The exercise:
Repeat the lines that follow, leaving nothing out.

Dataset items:
________________________

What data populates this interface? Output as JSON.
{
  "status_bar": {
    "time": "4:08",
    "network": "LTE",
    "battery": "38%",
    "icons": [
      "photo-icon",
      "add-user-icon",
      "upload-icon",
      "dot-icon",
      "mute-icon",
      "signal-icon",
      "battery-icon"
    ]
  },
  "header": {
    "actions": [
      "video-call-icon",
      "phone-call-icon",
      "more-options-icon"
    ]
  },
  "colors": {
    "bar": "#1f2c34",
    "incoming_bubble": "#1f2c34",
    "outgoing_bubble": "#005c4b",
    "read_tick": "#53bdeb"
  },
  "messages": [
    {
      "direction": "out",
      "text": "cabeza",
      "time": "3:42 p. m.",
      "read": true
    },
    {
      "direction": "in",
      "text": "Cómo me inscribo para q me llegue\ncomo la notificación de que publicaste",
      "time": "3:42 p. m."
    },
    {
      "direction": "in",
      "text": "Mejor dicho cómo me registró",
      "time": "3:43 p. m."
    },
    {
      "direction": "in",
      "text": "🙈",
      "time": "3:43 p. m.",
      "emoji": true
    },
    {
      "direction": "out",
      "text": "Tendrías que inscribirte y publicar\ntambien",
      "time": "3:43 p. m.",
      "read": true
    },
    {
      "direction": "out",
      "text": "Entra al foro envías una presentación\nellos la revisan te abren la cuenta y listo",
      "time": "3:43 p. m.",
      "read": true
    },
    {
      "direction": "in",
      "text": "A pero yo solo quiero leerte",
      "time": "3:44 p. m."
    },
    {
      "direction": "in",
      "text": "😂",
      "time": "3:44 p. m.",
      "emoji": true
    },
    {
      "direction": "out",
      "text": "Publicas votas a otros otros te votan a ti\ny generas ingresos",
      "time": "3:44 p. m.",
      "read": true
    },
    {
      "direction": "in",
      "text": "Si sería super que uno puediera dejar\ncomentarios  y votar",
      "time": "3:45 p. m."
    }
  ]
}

________________________

Answer to the task:
What data populates this interface? Output as JSON.
{
  "status_bar": {
    "time": "4:08",
    "network": "LTE",
    "battery": "38%",
    "icons": [
      "photo-icon",
      "add-user-icon",
      "upload-icon",
      "dot-icon",
      "mute-icon",
      "signal-icon",
      "battery-icon"
    ]
  },
  "header": {
    "actions": [
      "video-call-icon",
      "phone-call-icon",
      "more-options-icon"
    ]
  },
  "colors": {
    "bar": "#1f2c34",
    "incoming_bubble": "#1f2c34",
    "outgoing_bubble": "#005c4b",
    "read_tick": "#53bdeb"
  },
  "messages": [
    {
      "direction": "out",
      "text": "cabeza",
      "time": "3:42 p. m.",
      "read": true
    },
    {
      "direction": "in",
      "text": "Cómo me inscribo para q me llegue\ncomo la notificación de que publicaste",
      "time": "3:42 p. m."
    },
    {
      "direction": "in",
      "text": "Mejor dicho cómo me registró",
      "time": "3:43 p. m."
    },
    {
      "direction": "in",
      "text": "🙈",
      "time": "3:43 p. m.",
      "emoji": true
    },
    {
      "direction": "out",
      "text": "Tendrías que inscribirte y publicar\ntambien",
      "time": "3:43 p. m.",
      "read": true
    },
    {
      "direction": "out",
      "text": "Entra al foro envías una presentación\nellos la revisan te abren la cuenta y listo",
      "time": "3:43 p. m.",
      "read": true
    },
    {
      "direction": "in",
      "text": "A pero yo solo quiero leerte",
      "time": "3:44 p. m."
    },
    {
      "direction": "in",
      "text": "😂",
      "time": "3:44 p. m.",
      "emoji": true
    },
    {
      "direction": "out",
      "text": "Publicas votas a otros otros te votan a ti\ny generas ingresos",
      "time": "3:44 p. m.",
      "read": true
    },
    {
      "direction": "in",
      "text": "Si sería super que uno puediera dejar\ncomentarios  y votar",
      "time": "3:45 p. m."
    }
  ]
}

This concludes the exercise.